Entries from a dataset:
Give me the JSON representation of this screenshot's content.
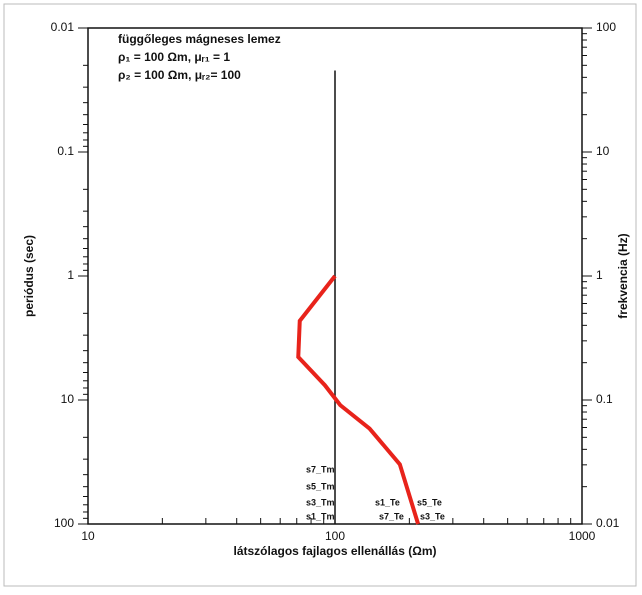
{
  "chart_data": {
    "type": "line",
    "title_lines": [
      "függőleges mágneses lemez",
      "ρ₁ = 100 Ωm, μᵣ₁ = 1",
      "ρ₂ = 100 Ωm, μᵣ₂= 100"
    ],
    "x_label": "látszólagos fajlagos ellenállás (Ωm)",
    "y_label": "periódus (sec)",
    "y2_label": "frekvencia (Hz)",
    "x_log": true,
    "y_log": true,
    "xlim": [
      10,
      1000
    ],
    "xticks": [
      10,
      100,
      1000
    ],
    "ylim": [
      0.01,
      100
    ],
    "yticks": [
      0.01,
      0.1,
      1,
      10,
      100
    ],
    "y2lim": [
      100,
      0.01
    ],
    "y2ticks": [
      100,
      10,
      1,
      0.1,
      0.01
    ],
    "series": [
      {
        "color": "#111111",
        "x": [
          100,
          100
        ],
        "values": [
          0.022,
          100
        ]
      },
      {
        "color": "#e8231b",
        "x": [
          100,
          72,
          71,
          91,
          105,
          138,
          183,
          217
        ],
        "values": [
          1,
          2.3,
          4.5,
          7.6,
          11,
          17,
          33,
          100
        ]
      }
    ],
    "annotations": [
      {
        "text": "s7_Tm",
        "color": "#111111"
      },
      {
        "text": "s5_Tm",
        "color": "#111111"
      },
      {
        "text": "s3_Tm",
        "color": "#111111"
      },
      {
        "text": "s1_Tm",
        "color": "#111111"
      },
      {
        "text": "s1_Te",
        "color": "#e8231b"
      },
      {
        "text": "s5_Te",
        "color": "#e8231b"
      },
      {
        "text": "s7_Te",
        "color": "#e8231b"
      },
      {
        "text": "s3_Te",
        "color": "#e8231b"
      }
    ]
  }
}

CHALLENGE: Return the records exactly. Don't carry the pictures over.

OUTPUT BELOW:
Give me the JSON representation of this screenshot's content.
{
  "chart_data": {
    "type": "line",
    "title_lines": [
      "függőleges mágneses lemez",
      "ρ₁ = 100 Ωm, μᵣ₁ = 1",
      "ρ₂ = 100 Ωm, μᵣ₂= 100"
    ],
    "x_label": "látszólagos fajlagos ellenállás (Ωm)",
    "y_label": "periódus (sec)",
    "y2_label": "frekvencia (Hz)",
    "x_log": true,
    "y_log": true,
    "xlim": [
      10,
      1000
    ],
    "xticks": [
      10,
      100,
      1000
    ],
    "ylim": [
      0.01,
      100
    ],
    "yticks": [
      0.01,
      0.1,
      1,
      10,
      100
    ],
    "y2lim": [
      100,
      0.01
    ],
    "y2ticks": [
      100,
      10,
      1,
      0.1,
      0.01
    ],
    "series": [
      {
        "color": "#111111",
        "x": [
          100,
          100
        ],
        "values": [
          0.022,
          100
        ]
      },
      {
        "color": "#e8231b",
        "x": [
          100,
          72,
          71,
          91,
          105,
          138,
          183,
          217
        ],
        "values": [
          1,
          2.3,
          4.5,
          7.6,
          11,
          17,
          33,
          100
        ]
      }
    ],
    "annotations": [
      {
        "text": "s7_Tm",
        "color": "#111111"
      },
      {
        "text": "s5_Tm",
        "color": "#111111"
      },
      {
        "text": "s3_Tm",
        "color": "#111111"
      },
      {
        "text": "s1_Tm",
        "color": "#111111"
      },
      {
        "text": "s1_Te",
        "color": "#e8231b"
      },
      {
        "text": "s5_Te",
        "color": "#e8231b"
      },
      {
        "text": "s7_Te",
        "color": "#e8231b"
      },
      {
        "text": "s3_Te",
        "color": "#e8231b"
      }
    ]
  }
}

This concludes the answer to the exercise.